Directions: Please print all of the material below, word for word.

(Chart and figure data)
────

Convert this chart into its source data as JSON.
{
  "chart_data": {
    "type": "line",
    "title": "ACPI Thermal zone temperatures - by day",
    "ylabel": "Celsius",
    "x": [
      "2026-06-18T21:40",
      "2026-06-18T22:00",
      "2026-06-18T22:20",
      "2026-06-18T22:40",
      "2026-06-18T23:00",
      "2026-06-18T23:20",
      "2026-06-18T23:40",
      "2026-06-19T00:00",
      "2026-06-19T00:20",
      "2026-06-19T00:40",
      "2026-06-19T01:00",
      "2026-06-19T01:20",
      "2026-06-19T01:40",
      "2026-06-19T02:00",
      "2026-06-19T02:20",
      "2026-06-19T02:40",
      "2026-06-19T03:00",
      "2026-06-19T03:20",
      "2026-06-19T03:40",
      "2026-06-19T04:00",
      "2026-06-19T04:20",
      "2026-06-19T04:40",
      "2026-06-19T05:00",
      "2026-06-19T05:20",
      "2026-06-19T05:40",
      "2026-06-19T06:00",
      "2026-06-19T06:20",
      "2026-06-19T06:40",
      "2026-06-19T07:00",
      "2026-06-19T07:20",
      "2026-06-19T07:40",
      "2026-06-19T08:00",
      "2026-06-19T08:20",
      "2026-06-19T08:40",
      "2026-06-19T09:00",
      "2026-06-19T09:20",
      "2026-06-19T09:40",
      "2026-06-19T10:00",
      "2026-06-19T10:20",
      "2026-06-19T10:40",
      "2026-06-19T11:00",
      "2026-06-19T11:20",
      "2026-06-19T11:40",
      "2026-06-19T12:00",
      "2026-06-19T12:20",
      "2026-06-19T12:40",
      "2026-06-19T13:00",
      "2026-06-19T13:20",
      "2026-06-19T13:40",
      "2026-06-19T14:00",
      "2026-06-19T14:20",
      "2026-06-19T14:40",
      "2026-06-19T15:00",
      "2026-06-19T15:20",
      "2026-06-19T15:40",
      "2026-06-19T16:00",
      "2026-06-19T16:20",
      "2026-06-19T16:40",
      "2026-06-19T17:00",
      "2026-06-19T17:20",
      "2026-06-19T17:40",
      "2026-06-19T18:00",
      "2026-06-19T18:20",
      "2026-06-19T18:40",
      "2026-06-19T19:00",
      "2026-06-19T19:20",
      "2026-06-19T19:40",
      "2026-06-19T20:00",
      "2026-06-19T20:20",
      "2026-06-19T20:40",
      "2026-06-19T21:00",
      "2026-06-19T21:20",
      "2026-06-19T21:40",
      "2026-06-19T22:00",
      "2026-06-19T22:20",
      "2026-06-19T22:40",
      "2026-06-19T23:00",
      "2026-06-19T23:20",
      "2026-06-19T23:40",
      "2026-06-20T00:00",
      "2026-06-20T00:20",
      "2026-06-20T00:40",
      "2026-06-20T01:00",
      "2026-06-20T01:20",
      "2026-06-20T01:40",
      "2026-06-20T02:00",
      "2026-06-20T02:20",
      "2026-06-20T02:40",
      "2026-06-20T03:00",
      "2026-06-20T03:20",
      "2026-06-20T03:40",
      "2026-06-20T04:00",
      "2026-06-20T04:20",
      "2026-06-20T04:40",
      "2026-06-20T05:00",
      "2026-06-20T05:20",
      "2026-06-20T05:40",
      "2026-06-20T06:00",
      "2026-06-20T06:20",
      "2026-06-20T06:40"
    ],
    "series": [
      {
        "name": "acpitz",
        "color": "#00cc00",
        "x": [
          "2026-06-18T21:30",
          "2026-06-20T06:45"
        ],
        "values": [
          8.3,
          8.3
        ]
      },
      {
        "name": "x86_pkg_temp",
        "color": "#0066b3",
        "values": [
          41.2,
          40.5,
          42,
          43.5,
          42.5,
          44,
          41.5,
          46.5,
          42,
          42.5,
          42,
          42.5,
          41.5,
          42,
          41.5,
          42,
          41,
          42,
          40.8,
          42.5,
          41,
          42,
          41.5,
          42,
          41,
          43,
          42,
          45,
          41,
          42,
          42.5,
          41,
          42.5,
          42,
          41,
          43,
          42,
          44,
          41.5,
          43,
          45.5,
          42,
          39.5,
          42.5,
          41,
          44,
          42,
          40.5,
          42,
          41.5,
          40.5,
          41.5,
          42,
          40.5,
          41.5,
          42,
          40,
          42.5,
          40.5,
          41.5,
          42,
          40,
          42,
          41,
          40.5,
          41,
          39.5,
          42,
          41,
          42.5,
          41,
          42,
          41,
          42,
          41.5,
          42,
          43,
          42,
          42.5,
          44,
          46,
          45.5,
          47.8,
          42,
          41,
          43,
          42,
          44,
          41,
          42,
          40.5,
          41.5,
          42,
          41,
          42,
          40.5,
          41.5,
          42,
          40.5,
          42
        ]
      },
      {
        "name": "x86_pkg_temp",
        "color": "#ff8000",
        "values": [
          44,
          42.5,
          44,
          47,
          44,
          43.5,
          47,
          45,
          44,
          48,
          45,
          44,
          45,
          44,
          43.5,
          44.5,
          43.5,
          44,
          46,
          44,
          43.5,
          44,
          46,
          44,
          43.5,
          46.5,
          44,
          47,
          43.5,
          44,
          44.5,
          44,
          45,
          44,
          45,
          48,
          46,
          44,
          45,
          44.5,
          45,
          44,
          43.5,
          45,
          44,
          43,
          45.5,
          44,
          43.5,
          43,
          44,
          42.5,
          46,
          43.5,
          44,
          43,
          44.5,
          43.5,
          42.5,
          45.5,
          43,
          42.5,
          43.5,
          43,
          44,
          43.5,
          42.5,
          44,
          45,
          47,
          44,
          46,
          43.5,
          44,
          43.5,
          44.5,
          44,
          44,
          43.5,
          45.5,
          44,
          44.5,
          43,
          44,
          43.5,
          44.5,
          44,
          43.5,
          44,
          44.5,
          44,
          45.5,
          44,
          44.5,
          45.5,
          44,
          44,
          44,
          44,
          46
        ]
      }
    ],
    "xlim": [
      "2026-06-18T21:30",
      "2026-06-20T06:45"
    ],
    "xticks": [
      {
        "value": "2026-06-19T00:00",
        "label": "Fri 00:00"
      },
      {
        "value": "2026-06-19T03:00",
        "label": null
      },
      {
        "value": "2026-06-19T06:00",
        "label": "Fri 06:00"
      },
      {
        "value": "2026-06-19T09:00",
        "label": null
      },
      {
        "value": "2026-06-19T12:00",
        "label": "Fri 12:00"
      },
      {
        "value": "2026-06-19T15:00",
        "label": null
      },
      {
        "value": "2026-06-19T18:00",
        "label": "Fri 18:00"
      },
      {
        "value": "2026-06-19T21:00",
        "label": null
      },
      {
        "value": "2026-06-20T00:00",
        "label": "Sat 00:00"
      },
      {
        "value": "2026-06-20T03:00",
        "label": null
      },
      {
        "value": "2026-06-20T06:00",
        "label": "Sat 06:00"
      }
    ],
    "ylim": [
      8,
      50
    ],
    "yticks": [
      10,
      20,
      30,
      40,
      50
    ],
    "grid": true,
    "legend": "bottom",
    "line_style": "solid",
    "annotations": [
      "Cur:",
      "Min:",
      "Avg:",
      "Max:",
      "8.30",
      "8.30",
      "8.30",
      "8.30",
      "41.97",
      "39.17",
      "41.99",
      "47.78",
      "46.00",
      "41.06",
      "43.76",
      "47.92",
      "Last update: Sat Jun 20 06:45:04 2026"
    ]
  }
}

────

Solution:
Convert this chart into its source data as JSON.
{
  "chart_data": {
    "type": "line",
    "title": "ACPI Thermal zone temperatures - by day",
    "ylabel": "Celsius",
    "x": [
      "2026-06-18T21:40",
      "2026-06-18T22:00",
      "2026-06-18T22:20",
      "2026-06-18T22:40",
      "2026-06-18T23:00",
      "2026-06-18T23:20",
      "2026-06-18T23:40",
      "2026-06-19T00:00",
      "2026-06-19T00:20",
      "2026-06-19T00:40",
      "2026-06-19T01:00",
      "2026-06-19T01:20",
      "2026-06-19T01:40",
      "2026-06-19T02:00",
      "2026-06-19T02:20",
      "2026-06-19T02:40",
      "2026-06-19T03:00",
      "2026-06-19T03:20",
      "2026-06-19T03:40",
      "2026-06-19T04:00",
      "2026-06-19T04:20",
      "2026-06-19T04:40",
      "2026-06-19T05:00",
      "2026-06-19T05:20",
      "2026-06-19T05:40",
      "2026-06-19T06:00",
      "2026-06-19T06:20",
      "2026-06-19T06:40",
      "2026-06-19T07:00",
      "2026-06-19T07:20",
      "2026-06-19T07:40",
      "2026-06-19T08:00",
      "2026-06-19T08:20",
      "2026-06-19T08:40",
      "2026-06-19T09:00",
      "2026-06-19T09:20",
      "2026-06-19T09:40",
      "2026-06-19T10:00",
      "2026-06-19T10:20",
      "2026-06-19T10:40",
      "2026-06-19T11:00",
      "2026-06-19T11:20",
      "2026-06-19T11:40",
      "2026-06-19T12:00",
      "2026-06-19T12:20",
      "2026-06-19T12:40",
      "2026-06-19T13:00",
      "2026-06-19T13:20",
      "2026-06-19T13:40",
      "2026-06-19T14:00",
      "2026-06-19T14:20",
      "2026-06-19T14:40",
      "2026-06-19T15:00",
      "2026-06-19T15:20",
      "2026-06-19T15:40",
      "2026-06-19T16:00",
      "2026-06-19T16:20",
      "2026-06-19T16:40",
      "2026-06-19T17:00",
      "2026-06-19T17:20",
      "2026-06-19T17:40",
      "2026-06-19T18:00",
      "2026-06-19T18:20",
      "2026-06-19T18:40",
      "2026-06-19T19:00",
      "2026-06-19T19:20",
      "2026-06-19T19:40",
      "2026-06-19T20:00",
      "2026-06-19T20:20",
      "2026-06-19T20:40",
      "2026-06-19T21:00",
      "2026-06-19T21:20",
      "2026-06-19T21:40",
      "2026-06-19T22:00",
      "2026-06-19T22:20",
      "2026-06-19T22:40",
      "2026-06-19T23:00",
      "2026-06-19T23:20",
      "2026-06-19T23:40",
      "2026-06-20T00:00",
      "2026-06-20T00:20",
      "2026-06-20T00:40",
      "2026-06-20T01:00",
      "2026-06-20T01:20",
      "2026-06-20T01:40",
      "2026-06-20T02:00",
      "2026-06-20T02:20",
      "2026-06-20T02:40",
      "2026-06-20T03:00",
      "2026-06-20T03:20",
      "2026-06-20T03:40",
      "2026-06-20T04:00",
      "2026-06-20T04:20",
      "2026-06-20T04:40",
      "2026-06-20T05:00",
      "2026-06-20T05:20",
      "2026-06-20T05:40",
      "2026-06-20T06:00",
      "2026-06-20T06:20",
      "2026-06-20T06:40"
    ],
    "series": [
      {
        "name": "acpitz",
        "color": "#00cc00",
        "x": [
          "2026-06-18T21:30",
          "2026-06-20T06:45"
        ],
        "values": [
          8.3,
          8.3
        ]
      },
      {
        "name": "x86_pkg_temp",
        "color": "#0066b3",
        "values": [
          41.2,
          40.5,
          42,
          43.5,
          42.5,
          44,
          41.5,
          46.5,
          42,
          42.5,
          42,
          42.5,
          41.5,
          42,
          41.5,
          42,
          41,
          42,
          40.8,
          42.5,
          41,
          42,
          41.5,
          42,
          41,
          43,
          42,
          45,
          41,
          42,
          42.5,
          41,
          42.5,
          42,
          41,
          43,
          42,
          44,
          41.5,
          43,
          45.5,
          42,
          39.5,
          42.5,
          41,
          44,
          42,
          40.5,
          42,
          41.5,
          40.5,
          41.5,
          42,
          40.5,
          41.5,
          42,
          40,
          42.5,
          40.5,
          41.5,
          42,
          40,
          42,
          41,
          40.5,
          41,
          39.5,
          42,
          41,
          42.5,
          41,
          42,
          41,
          42,
          41.5,
          42,
          43,
          42,
          42.5,
          44,
          46,
          45.5,
          47.8,
          42,
          41,
          43,
          42,
          44,
          41,
          42,
          40.5,
          41.5,
          42,
          41,
          42,
          40.5,
          41.5,
          42,
          40.5,
          42
        ]
      },
      {
        "name": "x86_pkg_temp",
        "color": "#ff8000",
        "values": [
          44,
          42.5,
          44,
          47,
          44,
          43.5,
          47,
          45,
          44,
          48,
          45,
          44,
          45,
          44,
          43.5,
          44.5,
          43.5,
          44,
          46,
          44,
          43.5,
          44,
          46,
          44,
          43.5,
          46.5,
          44,
          47,
          43.5,
          44,
          44.5,
          44,
          45,
          44,
          45,
          48,
          46,
          44,
          45,
          44.5,
          45,
          44,
          43.5,
          45,
          44,
          43,
          45.5,
          44,
          43.5,
          43,
          44,
          42.5,
          46,
          43.5,
          44,
          43,
          44.5,
          43.5,
          42.5,
          45.5,
          43,
          42.5,
          43.5,
          43,
          44,
          43.5,
          42.5,
          44,
          45,
          47,
          44,
          46,
          43.5,
          44,
          43.5,
          44.5,
          44,
          44,
          43.5,
          45.5,
          44,
          44.5,
          43,
          44,
          43.5,
          44.5,
          44,
          43.5,
          44,
          44.5,
          44,
          45.5,
          44,
          44.5,
          45.5,
          44,
          44,
          44,
          44,
          46
        ]
      }
    ],
    "xlim": [
      "2026-06-18T21:30",
      "2026-06-20T06:45"
    ],
    "xticks": [
      {
        "value": "2026-06-19T00:00",
        "label": "Fri 00:00"
      },
      {
        "value": "2026-06-19T03:00",
        "label": null
      },
      {
        "value": "2026-06-19T06:00",
        "label": "Fri 06:00"
      },
      {
        "value": "2026-06-19T09:00",
        "label": null
      },
      {
        "value": "2026-06-19T12:00",
        "label": "Fri 12:00"
      },
      {
        "value": "2026-06-19T15:00",
        "label": null
      },
      {
        "value": "2026-06-19T18:00",
        "label": "Fri 18:00"
      },
      {
        "value": "2026-06-19T21:00",
        "label": null
      },
      {
        "value": "2026-06-20T00:00",
        "label": "Sat 00:00"
      },
      {
        "value": "2026-06-20T03:00",
        "label": null
      },
      {
        "value": "2026-06-20T06:00",
        "label": "Sat 06:00"
      }
    ],
    "ylim": [
      8,
      50
    ],
    "yticks": [
      10,
      20,
      30,
      40,
      50
    ],
    "grid": true,
    "legend": "bottom",
    "line_style": "solid",
    "annotations": [
      "Cur:",
      "Min:",
      "Avg:",
      "Max:",
      "8.30",
      "8.30",
      "8.30",
      "8.30",
      "41.97",
      "39.17",
      "41.99",
      "47.78",
      "46.00",
      "41.06",
      "43.76",
      "47.92",
      "Last update: Sat Jun 20 06:45:04 2026"
    ]
  }
}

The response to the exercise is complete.